• Exercise task:
Beneath this sentence is a set of records; write each of them out exactly.

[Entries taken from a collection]
----

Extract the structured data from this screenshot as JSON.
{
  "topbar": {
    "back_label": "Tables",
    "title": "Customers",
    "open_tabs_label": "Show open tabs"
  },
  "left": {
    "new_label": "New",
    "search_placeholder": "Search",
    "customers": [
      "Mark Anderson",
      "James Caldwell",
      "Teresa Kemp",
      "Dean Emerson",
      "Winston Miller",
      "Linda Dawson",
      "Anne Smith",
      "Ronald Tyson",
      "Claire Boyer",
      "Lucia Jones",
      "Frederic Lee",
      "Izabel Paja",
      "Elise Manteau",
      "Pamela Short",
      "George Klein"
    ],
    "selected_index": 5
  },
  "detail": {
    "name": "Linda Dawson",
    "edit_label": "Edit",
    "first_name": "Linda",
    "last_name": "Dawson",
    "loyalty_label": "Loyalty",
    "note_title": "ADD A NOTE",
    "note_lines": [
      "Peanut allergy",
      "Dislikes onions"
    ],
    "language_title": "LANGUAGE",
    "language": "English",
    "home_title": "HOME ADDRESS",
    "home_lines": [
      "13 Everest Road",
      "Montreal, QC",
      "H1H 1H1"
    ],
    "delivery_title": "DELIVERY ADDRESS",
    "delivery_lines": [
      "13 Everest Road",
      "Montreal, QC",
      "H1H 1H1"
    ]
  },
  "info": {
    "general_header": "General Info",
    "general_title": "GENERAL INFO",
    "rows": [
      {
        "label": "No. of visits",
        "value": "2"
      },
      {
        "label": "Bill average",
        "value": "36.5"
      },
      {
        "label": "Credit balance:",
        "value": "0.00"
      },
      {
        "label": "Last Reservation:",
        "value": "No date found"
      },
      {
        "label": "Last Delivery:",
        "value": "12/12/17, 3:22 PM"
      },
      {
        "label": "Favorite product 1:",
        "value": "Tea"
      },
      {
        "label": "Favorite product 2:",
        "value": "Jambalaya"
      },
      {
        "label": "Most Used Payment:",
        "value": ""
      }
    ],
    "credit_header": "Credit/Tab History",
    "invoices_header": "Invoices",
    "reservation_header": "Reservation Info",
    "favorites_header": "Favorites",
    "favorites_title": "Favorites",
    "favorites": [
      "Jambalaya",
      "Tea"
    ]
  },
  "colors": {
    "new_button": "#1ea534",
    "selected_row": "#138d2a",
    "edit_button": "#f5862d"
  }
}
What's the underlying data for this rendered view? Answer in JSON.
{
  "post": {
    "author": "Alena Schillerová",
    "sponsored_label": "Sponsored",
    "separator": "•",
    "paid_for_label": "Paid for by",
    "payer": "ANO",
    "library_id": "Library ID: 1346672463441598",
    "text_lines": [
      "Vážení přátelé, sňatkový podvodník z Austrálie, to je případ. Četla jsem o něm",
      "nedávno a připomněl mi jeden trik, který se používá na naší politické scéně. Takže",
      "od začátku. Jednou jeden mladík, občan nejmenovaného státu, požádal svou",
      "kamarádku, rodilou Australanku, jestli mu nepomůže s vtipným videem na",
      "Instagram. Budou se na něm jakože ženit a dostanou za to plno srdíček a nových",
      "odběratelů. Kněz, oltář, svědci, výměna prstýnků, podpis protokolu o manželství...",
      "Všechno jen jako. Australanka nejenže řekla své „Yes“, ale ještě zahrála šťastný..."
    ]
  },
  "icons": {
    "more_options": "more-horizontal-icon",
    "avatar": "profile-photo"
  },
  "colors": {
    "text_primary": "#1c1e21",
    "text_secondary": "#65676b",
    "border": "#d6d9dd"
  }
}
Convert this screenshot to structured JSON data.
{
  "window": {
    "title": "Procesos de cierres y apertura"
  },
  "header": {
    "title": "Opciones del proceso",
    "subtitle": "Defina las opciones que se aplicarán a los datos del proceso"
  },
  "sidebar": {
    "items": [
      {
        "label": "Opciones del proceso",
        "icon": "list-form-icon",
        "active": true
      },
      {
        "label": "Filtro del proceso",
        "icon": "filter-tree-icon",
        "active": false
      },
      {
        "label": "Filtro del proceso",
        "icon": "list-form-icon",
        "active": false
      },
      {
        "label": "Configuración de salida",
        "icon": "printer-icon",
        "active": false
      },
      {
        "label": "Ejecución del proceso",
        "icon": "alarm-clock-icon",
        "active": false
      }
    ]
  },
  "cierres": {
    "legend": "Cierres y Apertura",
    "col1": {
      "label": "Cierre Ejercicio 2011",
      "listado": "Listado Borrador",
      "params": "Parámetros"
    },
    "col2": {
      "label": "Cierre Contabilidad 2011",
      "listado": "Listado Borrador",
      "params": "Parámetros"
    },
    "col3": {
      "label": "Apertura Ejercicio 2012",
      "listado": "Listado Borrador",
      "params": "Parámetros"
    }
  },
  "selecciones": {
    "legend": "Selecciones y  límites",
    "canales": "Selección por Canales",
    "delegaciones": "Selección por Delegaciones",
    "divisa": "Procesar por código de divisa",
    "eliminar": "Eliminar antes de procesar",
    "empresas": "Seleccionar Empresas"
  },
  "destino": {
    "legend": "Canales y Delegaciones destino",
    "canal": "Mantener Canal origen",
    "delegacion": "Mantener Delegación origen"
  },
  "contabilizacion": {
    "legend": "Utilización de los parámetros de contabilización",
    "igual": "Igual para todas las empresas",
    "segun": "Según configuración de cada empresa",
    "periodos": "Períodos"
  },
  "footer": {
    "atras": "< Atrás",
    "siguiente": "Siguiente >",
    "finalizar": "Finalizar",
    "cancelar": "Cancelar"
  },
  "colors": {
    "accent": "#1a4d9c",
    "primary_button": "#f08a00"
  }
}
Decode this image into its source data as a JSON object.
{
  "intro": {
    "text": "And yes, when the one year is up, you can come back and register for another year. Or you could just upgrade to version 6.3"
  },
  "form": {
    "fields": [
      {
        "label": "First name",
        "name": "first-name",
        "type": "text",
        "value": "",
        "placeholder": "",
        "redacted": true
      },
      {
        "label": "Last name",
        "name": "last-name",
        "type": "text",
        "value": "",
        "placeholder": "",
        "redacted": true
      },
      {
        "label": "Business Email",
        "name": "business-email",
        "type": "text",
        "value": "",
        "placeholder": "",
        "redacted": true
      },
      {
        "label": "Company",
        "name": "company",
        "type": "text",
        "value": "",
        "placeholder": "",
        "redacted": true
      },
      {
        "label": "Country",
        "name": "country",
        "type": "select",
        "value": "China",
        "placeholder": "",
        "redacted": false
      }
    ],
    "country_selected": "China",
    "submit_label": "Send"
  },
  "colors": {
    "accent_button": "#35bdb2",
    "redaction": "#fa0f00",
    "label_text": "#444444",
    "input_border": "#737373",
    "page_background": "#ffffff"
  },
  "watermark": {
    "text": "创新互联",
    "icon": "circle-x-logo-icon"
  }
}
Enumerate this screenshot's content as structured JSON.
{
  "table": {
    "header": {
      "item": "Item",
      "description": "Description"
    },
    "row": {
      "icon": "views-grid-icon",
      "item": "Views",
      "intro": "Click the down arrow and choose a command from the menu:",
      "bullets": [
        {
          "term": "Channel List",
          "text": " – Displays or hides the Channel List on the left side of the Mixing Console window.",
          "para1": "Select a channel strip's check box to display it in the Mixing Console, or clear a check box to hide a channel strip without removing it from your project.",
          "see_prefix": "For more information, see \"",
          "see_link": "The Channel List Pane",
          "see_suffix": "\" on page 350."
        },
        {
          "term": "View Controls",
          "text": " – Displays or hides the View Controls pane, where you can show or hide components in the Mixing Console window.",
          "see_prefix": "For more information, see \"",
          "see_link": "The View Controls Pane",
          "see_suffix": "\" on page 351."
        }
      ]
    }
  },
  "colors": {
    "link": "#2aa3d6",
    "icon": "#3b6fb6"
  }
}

----

• Task solution:
Extract the structured data from this screenshot as JSON.
{
  "topbar": {
    "back_label": "Tables",
    "title": "Customers",
    "open_tabs_label": "Show open tabs"
  },
  "left": {
    "new_label": "New",
    "search_placeholder": "Search",
    "customers": [
      "Mark Anderson",
      "James Caldwell",
      "Teresa Kemp",
      "Dean Emerson",
      "Winston Miller",
      "Linda Dawson",
      "Anne Smith",
      "Ronald Tyson",
      "Claire Boyer",
      "Lucia Jones",
      "Frederic Lee",
      "Izabel Paja",
      "Elise Manteau",
      "Pamela Short",
      "George Klein"
    ],
    "selected_index": 5
  },
  "detail": {
    "name": "Linda Dawson",
    "edit_label": "Edit",
    "first_name": "Linda",
    "last_name": "Dawson",
    "loyalty_label": "Loyalty",
    "note_title": "ADD A NOTE",
    "note_lines": [
      "Peanut allergy",
      "Dislikes onions"
    ],
    "language_title": "LANGUAGE",
    "language": "English",
    "home_title": "HOME ADDRESS",
    "home_lines": [
      "13 Everest Road",
      "Montreal, QC",
      "H1H 1H1"
    ],
    "delivery_title": "DELIVERY ADDRESS",
    "delivery_lines": [
      "13 Everest Road",
      "Montreal, QC",
      "H1H 1H1"
    ]
  },
  "info": {
    "general_header": "General Info",
    "general_title": "GENERAL INFO",
    "rows": [
      {
        "label": "No. of visits",
        "value": "2"
      },
      {
        "label": "Bill average",
        "value": "36.5"
      },
      {
        "label": "Credit balance:",
        "value": "0.00"
      },
      {
        "label": "Last Reservation:",
        "value": "No date found"
      },
      {
        "label": "Last Delivery:",
        "value": "12/12/17, 3:22 PM"
      },
      {
        "label": "Favorite product 1:",
        "value": "Tea"
      },
      {
        "label": "Favorite product 2:",
        "value": "Jambalaya"
      },
      {
        "label": "Most Used Payment:",
        "value": ""
      }
    ],
    "credit_header": "Credit/Tab History",
    "invoices_header": "Invoices",
    "reservation_header": "Reservation Info",
    "favorites_header": "Favorites",
    "favorites_title": "Favorites",
    "favorites": [
      "Jambalaya",
      "Tea"
    ]
  },
  "colors": {
    "new_button": "#1ea534",
    "selected_row": "#138d2a",
    "edit_button": "#f5862d"
  }
}
What's the underlying data for this rendered view? Answer in JSON.
{
  "post": {
    "author": "Alena Schillerová",
    "sponsored_label": "Sponsored",
    "separator": "•",
    "paid_for_label": "Paid for by",
    "payer": "ANO",
    "library_id": "Library ID: 1346672463441598",
    "text_lines": [
      "Vážení přátelé, sňatkový podvodník z Austrálie, to je případ. Četla jsem o něm",
      "nedávno a připomněl mi jeden trik, který se používá na naší politické scéně. Takže",
      "od začátku. Jednou jeden mladík, občan nejmenovaného státu, požádal svou",
      "kamarádku, rodilou Australanku, jestli mu nepomůže s vtipným videem na",
      "Instagram. Budou se na něm jakože ženit a dostanou za to plno srdíček a nových",
      "odběratelů. Kněz, oltář, svědci, výměna prstýnků, podpis protokolu o manželství...",
      "Všechno jen jako. Australanka nejenže řekla své „Yes“, ale ještě zahrála šťastný..."
    ]
  },
  "icons": {
    "more_options": "more-horizontal-icon",
    "avatar": "profile-photo"
  },
  "colors": {
    "text_primary": "#1c1e21",
    "text_secondary": "#65676b",
    "border": "#d6d9dd"
  }
}
Convert this screenshot to structured JSON data.
{
  "window": {
    "title": "Procesos de cierres y apertura"
  },
  "header": {
    "title": "Opciones del proceso",
    "subtitle": "Defina las opciones que se aplicarán a los datos del proceso"
  },
  "sidebar": {
    "items": [
      {
        "label": "Opciones del proceso",
        "icon": "list-form-icon",
        "active": true
      },
      {
        "label": "Filtro del proceso",
        "icon": "filter-tree-icon",
        "active": false
      },
      {
        "label": "Filtro del proceso",
        "icon": "list-form-icon",
        "active": false
      },
      {
        "label": "Configuración de salida",
        "icon": "printer-icon",
        "active": false
      },
      {
        "label": "Ejecución del proceso",
        "icon": "alarm-clock-icon",
        "active": false
      }
    ]
  },
  "cierres": {
    "legend": "Cierres y Apertura",
    "col1": {
      "label": "Cierre Ejercicio 2011",
      "listado": "Listado Borrador",
      "params": "Parámetros"
    },
    "col2": {
      "label": "Cierre Contabilidad 2011",
      "listado": "Listado Borrador",
      "params": "Parámetros"
    },
    "col3": {
      "label": "Apertura Ejercicio 2012",
      "listado": "Listado Borrador",
      "params": "Parámetros"
    }
  },
  "selecciones": {
    "legend": "Selecciones y  límites",
    "canales": "Selección por Canales",
    "delegaciones": "Selección por Delegaciones",
    "divisa": "Procesar por código de divisa",
    "eliminar": "Eliminar antes de procesar",
    "empresas": "Seleccionar Empresas"
  },
  "destino": {
    "legend": "Canales y Delegaciones destino",
    "canal": "Mantener Canal origen",
    "delegacion": "Mantener Delegación origen"
  },
  "contabilizacion": {
    "legend": "Utilización de los parámetros de contabilización",
    "igual": "Igual para todas las empresas",
    "segun": "Según configuración de cada empresa",
    "periodos": "Períodos"
  },
  "footer": {
    "atras": "< Atrás",
    "siguiente": "Siguiente >",
    "finalizar": "Finalizar",
    "cancelar": "Cancelar"
  },
  "colors": {
    "accent": "#1a4d9c",
    "primary_button": "#f08a00"
  }
}
Decode this image into its source data as a JSON object.
{
  "intro": {
    "text": "And yes, when the one year is up, you can come back and register for another year. Or you could just upgrade to version 6.3"
  },
  "form": {
    "fields": [
      {
        "label": "First name",
        "name": "first-name",
        "type": "text",
        "value": "",
        "placeholder": "",
        "redacted": true
      },
      {
        "label": "Last name",
        "name": "last-name",
        "type": "text",
        "value": "",
        "placeholder": "",
        "redacted": true
      },
      {
        "label": "Business Email",
        "name": "business-email",
        "type": "text",
        "value": "",
        "placeholder": "",
        "redacted": true
      },
      {
        "label": "Company",
        "name": "company",
        "type": "text",
        "value": "",
        "placeholder": "",
        "redacted": true
      },
      {
        "label": "Country",
        "name": "country",
        "type": "select",
        "value": "China",
        "placeholder": "",
        "redacted": false
      }
    ],
    "country_selected": "China",
    "submit_label": "Send"
  },
  "colors": {
    "accent_button": "#35bdb2",
    "redaction": "#fa0f00",
    "label_text": "#444444",
    "input_border": "#737373",
    "page_background": "#ffffff"
  },
  "watermark": {
    "text": "创新互联",
    "icon": "circle-x-logo-icon"
  }
}
Enumerate this screenshot's content as structured JSON.
{
  "table": {
    "header": {
      "item": "Item",
      "description": "Description"
    },
    "row": {
      "icon": "views-grid-icon",
      "item": "Views",
      "intro": "Click the down arrow and choose a command from the menu:",
      "bullets": [
        {
          "term": "Channel List",
          "text": " – Displays or hides the Channel List on the left side of the Mixing Console window.",
          "para1": "Select a channel strip's check box to display it in the Mixing Console, or clear a check box to hide a channel strip without removing it from your project.",
          "see_prefix": "For more information, see \"",
          "see_link": "The Channel List Pane",
          "see_suffix": "\" on page 350."
        },
        {
          "term": "View Controls",
          "text": " – Displays or hides the View Controls pane, where you can show or hide components in the Mixing Console window.",
          "see_prefix": "For more information, see \"",
          "see_link": "The View Controls Pane",
          "see_suffix": "\" on page 351."
        }
      ]
    }
  },
  "colors": {
    "link": "#2aa3d6",
    "icon": "#3b6fb6"
  }
}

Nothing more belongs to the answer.